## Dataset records
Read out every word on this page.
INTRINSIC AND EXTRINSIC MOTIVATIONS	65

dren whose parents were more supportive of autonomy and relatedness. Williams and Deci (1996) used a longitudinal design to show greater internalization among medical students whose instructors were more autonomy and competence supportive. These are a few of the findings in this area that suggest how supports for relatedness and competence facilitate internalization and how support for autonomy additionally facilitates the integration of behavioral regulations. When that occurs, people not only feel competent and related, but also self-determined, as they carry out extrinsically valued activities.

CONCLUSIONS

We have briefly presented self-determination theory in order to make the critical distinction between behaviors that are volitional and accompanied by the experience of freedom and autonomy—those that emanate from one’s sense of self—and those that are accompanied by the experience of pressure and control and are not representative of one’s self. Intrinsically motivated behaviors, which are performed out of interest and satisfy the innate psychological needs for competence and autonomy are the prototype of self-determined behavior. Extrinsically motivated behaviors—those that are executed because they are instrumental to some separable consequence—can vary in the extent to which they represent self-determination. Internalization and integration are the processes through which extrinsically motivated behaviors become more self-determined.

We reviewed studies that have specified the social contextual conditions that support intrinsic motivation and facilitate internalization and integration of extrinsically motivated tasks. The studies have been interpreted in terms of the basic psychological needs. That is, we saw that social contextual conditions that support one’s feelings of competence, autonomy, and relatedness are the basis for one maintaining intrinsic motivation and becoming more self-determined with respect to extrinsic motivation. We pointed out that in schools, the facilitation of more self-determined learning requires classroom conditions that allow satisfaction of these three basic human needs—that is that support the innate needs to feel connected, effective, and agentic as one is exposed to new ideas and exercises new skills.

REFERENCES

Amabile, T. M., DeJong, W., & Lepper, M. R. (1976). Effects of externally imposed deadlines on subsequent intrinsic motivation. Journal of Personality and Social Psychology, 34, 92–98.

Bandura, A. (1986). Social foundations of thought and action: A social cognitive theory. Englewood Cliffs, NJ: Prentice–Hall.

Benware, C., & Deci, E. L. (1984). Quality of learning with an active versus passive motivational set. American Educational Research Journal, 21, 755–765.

--

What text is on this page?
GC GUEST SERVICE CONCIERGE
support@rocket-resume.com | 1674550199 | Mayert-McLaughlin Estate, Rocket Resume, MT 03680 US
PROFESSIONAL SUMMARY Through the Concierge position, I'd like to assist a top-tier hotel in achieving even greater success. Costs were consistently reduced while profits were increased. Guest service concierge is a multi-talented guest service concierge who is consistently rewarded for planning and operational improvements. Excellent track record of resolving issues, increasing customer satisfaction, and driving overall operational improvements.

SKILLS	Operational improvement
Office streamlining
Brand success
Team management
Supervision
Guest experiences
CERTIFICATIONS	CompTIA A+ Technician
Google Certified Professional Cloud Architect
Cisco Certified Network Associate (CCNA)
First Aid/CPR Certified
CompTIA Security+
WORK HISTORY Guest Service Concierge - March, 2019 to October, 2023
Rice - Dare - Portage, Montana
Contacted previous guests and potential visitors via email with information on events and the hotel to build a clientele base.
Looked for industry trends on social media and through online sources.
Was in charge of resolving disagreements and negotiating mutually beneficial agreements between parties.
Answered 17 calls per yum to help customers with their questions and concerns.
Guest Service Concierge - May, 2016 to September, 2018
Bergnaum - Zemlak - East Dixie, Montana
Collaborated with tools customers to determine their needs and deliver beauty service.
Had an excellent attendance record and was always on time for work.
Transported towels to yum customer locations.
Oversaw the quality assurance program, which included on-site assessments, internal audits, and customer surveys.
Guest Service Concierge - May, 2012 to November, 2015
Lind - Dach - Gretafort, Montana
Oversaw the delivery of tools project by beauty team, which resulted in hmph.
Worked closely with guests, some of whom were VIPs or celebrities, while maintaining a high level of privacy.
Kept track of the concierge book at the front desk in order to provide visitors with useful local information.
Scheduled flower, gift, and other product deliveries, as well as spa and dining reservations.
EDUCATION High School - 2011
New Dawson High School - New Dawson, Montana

* * *

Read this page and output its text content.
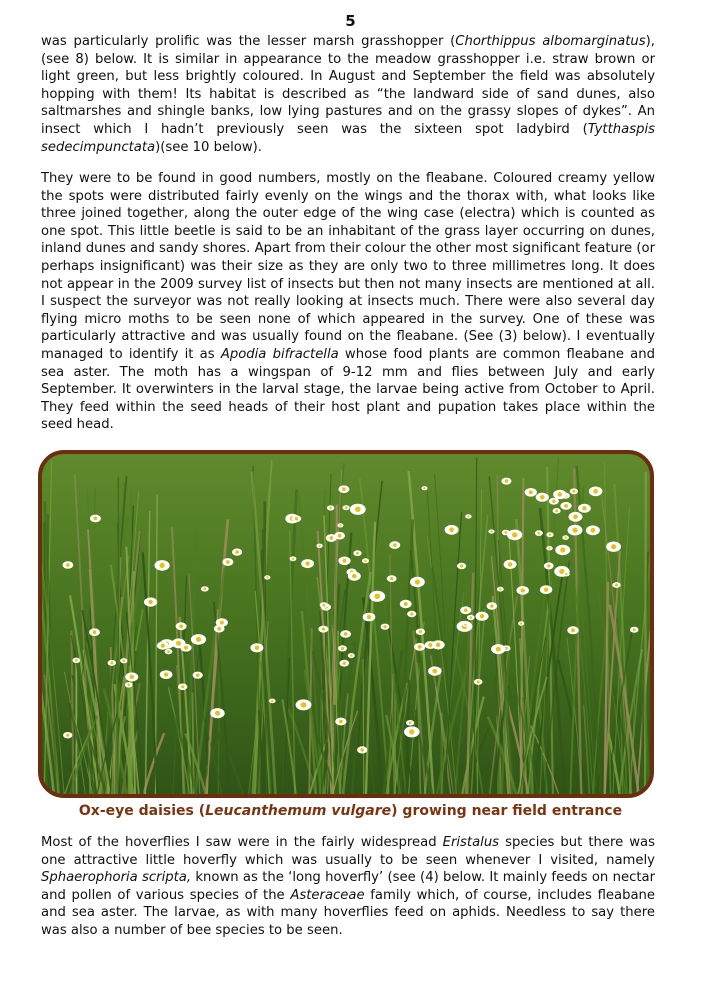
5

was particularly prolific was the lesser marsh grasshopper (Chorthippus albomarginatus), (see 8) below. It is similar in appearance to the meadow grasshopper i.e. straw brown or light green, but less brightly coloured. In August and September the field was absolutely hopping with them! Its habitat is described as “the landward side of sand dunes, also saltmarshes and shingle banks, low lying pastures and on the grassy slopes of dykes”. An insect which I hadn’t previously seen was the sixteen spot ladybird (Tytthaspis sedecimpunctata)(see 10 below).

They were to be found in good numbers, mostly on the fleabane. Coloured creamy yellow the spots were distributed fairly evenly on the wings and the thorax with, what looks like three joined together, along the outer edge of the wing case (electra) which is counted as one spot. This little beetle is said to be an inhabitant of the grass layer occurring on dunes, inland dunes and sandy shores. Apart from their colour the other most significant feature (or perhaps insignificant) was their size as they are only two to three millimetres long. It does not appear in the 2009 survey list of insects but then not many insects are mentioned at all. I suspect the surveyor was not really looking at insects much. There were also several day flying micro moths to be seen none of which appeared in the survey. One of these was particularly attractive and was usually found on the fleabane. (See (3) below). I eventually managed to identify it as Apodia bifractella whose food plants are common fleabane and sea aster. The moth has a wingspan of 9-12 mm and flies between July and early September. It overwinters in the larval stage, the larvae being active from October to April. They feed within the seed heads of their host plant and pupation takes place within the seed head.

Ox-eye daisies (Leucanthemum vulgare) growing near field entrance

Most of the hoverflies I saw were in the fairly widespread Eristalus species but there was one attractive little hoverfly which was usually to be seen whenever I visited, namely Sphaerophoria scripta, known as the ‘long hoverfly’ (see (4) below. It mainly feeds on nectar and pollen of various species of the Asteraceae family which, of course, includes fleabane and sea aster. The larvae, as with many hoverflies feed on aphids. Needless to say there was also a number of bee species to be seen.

## DESCRIPTION OF THE TASK
Identify the lines of the data that contain the word "resolving". Copy each of them.

## SOLVED EXERCISE
PROFESSIONAL SUMMARY Through the Concierge position, I'd like to assist a top-tier hotel in achieving even greater success. Costs were consistently reduced while profits were increased. Guest service concierge is a multi-talented guest service concierge who is consistently rewarded for planning and operational improvements. Excellent track record of resolving issues, increasing customer satisfaction, and driving overall operational improvements.
Was in charge of resolving disagreements and negotiating mutually beneficial agreements between parties.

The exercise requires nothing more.